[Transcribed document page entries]
----
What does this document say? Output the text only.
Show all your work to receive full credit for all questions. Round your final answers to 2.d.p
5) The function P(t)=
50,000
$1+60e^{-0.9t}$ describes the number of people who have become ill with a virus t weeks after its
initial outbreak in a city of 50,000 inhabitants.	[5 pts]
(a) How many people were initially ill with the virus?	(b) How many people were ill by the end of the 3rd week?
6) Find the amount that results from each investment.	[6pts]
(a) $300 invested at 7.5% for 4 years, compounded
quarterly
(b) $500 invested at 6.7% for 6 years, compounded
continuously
----
_ABOUT THIS EXERCISE:_
Exactly as written, transcribe each line of the data.

_RESULT FOR THIS EXERCISE:_
What does this document say? Output the text only.
Show all your work to receive full credit for all questions. Round your final answers to 2.d.p
5) The function P(t)=
50,000
$1+60e^{-0.9t}$ describes the number of people who have become ill with a virus t weeks after its
initial outbreak in a city of 50,000 inhabitants.	[5 pts]
(a) How many people were initially ill with the virus?	(b) How many people were ill by the end of the 3rd week?
6) Find the amount that results from each investment.	[6pts]
(a) $300 invested at 7.5% for 4 years, compounded
quarterly
(b) $500 invested at 6.7% for 6 years, compounded
continuously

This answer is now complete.